---- Listed records
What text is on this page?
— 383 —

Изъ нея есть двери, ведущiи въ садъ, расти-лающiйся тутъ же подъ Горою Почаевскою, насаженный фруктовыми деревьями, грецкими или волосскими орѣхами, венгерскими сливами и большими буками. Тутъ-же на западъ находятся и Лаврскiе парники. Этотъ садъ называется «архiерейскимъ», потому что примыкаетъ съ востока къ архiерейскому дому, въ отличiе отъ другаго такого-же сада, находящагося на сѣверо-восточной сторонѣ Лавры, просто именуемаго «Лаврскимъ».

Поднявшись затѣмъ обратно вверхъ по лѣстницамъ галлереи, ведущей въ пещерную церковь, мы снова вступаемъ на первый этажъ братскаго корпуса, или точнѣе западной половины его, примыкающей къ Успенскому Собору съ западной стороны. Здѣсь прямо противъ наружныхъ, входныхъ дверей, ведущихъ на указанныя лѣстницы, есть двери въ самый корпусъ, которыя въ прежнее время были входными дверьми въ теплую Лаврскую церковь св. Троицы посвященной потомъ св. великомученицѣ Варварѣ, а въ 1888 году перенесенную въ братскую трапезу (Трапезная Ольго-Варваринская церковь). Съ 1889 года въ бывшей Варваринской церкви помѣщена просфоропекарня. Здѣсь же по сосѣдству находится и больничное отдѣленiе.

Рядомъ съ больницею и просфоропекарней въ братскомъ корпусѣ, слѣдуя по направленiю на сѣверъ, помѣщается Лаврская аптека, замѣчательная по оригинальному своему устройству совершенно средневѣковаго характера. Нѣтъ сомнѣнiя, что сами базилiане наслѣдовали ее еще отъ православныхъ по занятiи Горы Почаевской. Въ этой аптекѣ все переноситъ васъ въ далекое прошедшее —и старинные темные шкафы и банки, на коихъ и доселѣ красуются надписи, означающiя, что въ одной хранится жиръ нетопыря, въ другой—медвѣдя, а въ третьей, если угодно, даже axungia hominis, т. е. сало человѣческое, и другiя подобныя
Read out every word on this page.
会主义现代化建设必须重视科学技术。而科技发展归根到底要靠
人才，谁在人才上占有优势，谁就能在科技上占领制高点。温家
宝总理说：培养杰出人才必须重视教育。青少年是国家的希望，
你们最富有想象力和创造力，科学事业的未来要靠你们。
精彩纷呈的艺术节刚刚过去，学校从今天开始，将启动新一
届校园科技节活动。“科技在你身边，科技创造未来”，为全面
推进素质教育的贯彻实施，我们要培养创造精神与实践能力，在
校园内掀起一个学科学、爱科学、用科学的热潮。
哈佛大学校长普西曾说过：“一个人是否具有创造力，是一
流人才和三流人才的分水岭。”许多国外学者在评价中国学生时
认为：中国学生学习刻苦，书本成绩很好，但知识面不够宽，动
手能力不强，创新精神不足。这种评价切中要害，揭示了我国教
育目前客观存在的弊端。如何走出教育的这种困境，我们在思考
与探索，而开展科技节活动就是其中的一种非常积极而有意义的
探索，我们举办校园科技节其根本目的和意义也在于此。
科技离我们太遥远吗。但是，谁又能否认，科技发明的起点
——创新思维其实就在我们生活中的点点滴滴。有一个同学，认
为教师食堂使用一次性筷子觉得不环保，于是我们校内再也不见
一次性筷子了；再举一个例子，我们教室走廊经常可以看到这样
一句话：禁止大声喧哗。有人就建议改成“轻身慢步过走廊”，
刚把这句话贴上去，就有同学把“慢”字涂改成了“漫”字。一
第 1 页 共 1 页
--------
▸ **Exercise objective**: Please quote nothing but the lines from the line with "Read out every word on this page." through the end of the data above, exactly as written, ends included.

▸ **Final result**:
Read out every word on this page.
会主义现代化建设必须重视科学技术。而科技发展归根到底要靠
人才，谁在人才上占有优势，谁就能在科技上占领制高点。温家
宝总理说：培养杰出人才必须重视教育。青少年是国家的希望，
你们最富有想象力和创造力，科学事业的未来要靠你们。
精彩纷呈的艺术节刚刚过去，学校从今天开始，将启动新一
届校园科技节活动。“科技在你身边，科技创造未来”，为全面
推进素质教育的贯彻实施，我们要培养创造精神与实践能力，在
校园内掀起一个学科学、爱科学、用科学的热潮。
哈佛大学校长普西曾说过：“一个人是否具有创造力，是一
流人才和三流人才的分水岭。”许多国外学者在评价中国学生时
认为：中国学生学习刻苦，书本成绩很好，但知识面不够宽，动
手能力不强，创新精神不足。这种评价切中要害，揭示了我国教
育目前客观存在的弊端。如何走出教育的这种困境，我们在思考
与探索，而开展科技节活动就是其中的一种非常积极而有意义的
探索，我们举办校园科技节其根本目的和意义也在于此。
科技离我们太遥远吗。但是，谁又能否认，科技发明的起点
——创新思维其实就在我们生活中的点点滴滴。有一个同学，认
为教师食堂使用一次性筷子觉得不环保，于是我们校内再也不见
一次性筷子了；再举一个例子，我们教室走廊经常可以看到这样
一句话：禁止大声喧哗。有人就建议改成“轻身慢步过走廊”，
刚把这句话贴上去，就有同学把“慢”字涂改成了“漫”字。一
第 1 页 共 1 页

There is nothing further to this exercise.